>> BEGIN EXERCISE DATA

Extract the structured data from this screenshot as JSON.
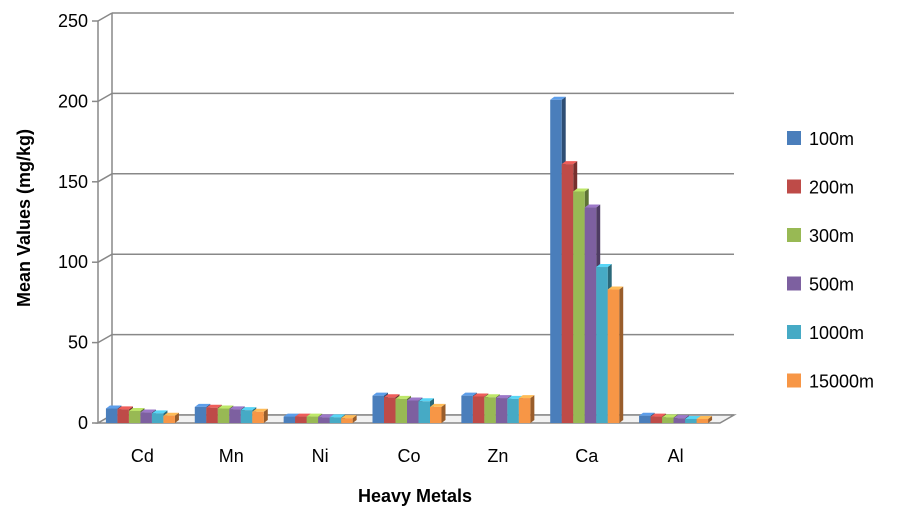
{
  "chart_data": {
    "type": "bar",
    "style": "3d-clustered-column",
    "xlabel": "Heavy Metals",
    "ylabel": "Mean Values (mg/kg)",
    "ylim": [
      0,
      250
    ],
    "yticks": [
      0,
      50,
      100,
      150,
      200,
      250
    ],
    "grid": true,
    "legend_position": "right",
    "categories": [
      "Cd",
      "Mn",
      "Ni",
      "Co",
      "Zn",
      "Ca",
      "Al"
    ],
    "series": [
      {
        "name": "100m",
        "color": "#4a7ebb",
        "values": [
          9,
          10,
          4,
          17,
          17,
          201,
          4.5
        ]
      },
      {
        "name": "200m",
        "color": "#be4b48",
        "values": [
          8.5,
          9.5,
          4,
          16,
          16.5,
          161,
          4
        ]
      },
      {
        "name": "300m",
        "color": "#98b954",
        "values": [
          7.5,
          9,
          4,
          15,
          16,
          144,
          3.5
        ]
      },
      {
        "name": "500m",
        "color": "#7d60a0",
        "values": [
          6.5,
          8.5,
          3.5,
          14,
          15.5,
          134,
          3
        ]
      },
      {
        "name": "1000m",
        "color": "#46aac5",
        "values": [
          6,
          8,
          3.5,
          13.5,
          15,
          97,
          2.5
        ]
      },
      {
        "name": "15000m",
        "color": "#f79646",
        "values": [
          4.5,
          7,
          3,
          10,
          15.5,
          83,
          2.5
        ]
      }
    ]
  }
}
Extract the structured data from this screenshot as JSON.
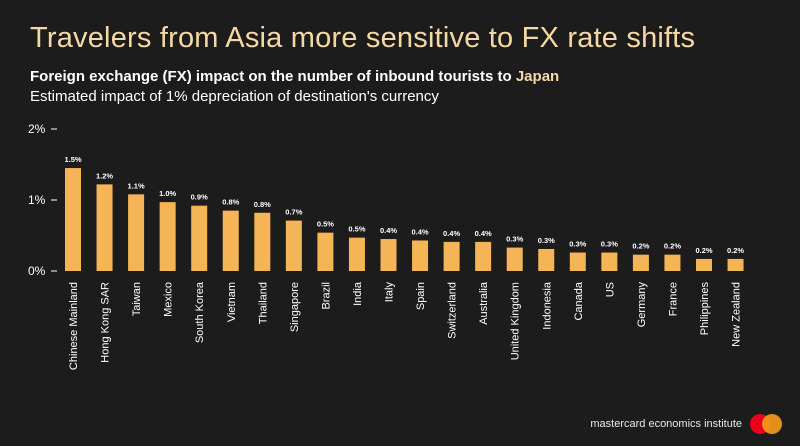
{
  "headline": "Travelers from Asia more sensitive to FX rate shifts",
  "subtitle_prefix": "Foreign exchange (FX) impact on the number of inbound tourists to ",
  "subtitle_highlight": "Japan",
  "caption": "Estimated impact of 1% depreciation of destination's currency",
  "footer": {
    "brand_text": "mastercard economics institute",
    "logo_icon": "mastercard-logo-icon"
  },
  "colors": {
    "bar": "#f5b556",
    "headline": "#f5d9a4",
    "background": "#1d1c1c"
  },
  "chart_data": {
    "type": "bar",
    "title": "Foreign exchange (FX) impact on the number of inbound tourists to Japan",
    "subtitle": "Estimated impact of 1% depreciation of destination's currency",
    "xlabel": "",
    "ylabel": "",
    "ylim": [
      0,
      2
    ],
    "yticks": [
      0,
      1,
      2
    ],
    "ytick_labels": [
      "0%",
      "1%",
      "2%"
    ],
    "grid": false,
    "categories": [
      "Chinese Mainland",
      "Hong Kong SAR",
      "Taiwan",
      "Mexico",
      "South Korea",
      "Vietnam",
      "Thailand",
      "Singapore",
      "Brazil",
      "India",
      "Italy",
      "Spain",
      "Switzerland",
      "Australia",
      "United Kingdom",
      "Indonesia",
      "Canada",
      "US",
      "Germany",
      "France",
      "Philippines",
      "New Zealand"
    ],
    "values": [
      1.45,
      1.22,
      1.08,
      0.97,
      0.92,
      0.85,
      0.82,
      0.71,
      0.54,
      0.47,
      0.45,
      0.43,
      0.41,
      0.41,
      0.33,
      0.31,
      0.26,
      0.26,
      0.23,
      0.23,
      0.17,
      0.17
    ],
    "data_labels": [
      "1.5%",
      "1.2%",
      "1.1%",
      "1.0%",
      "0.9%",
      "0.8%",
      "0.8%",
      "0.7%",
      "0.5%",
      "0.5%",
      "0.4%",
      "0.4%",
      "0.4%",
      "0.4%",
      "0.3%",
      "0.3%",
      "0.3%",
      "0.3%",
      "0.2%",
      "0.2%",
      "0.2%",
      "0.2%"
    ]
  }
}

>> END EXERCISE DATA

▶ THE PROBLEM:
Identify lines with the string "Estimated". Copy each one.

▶ ANSWER FOR THE TASK:
  "caption": "Estimated impact of 1% depreciation of destination's currency",
    "subtitle": "Estimated impact of 1% depreciation of destination's currency",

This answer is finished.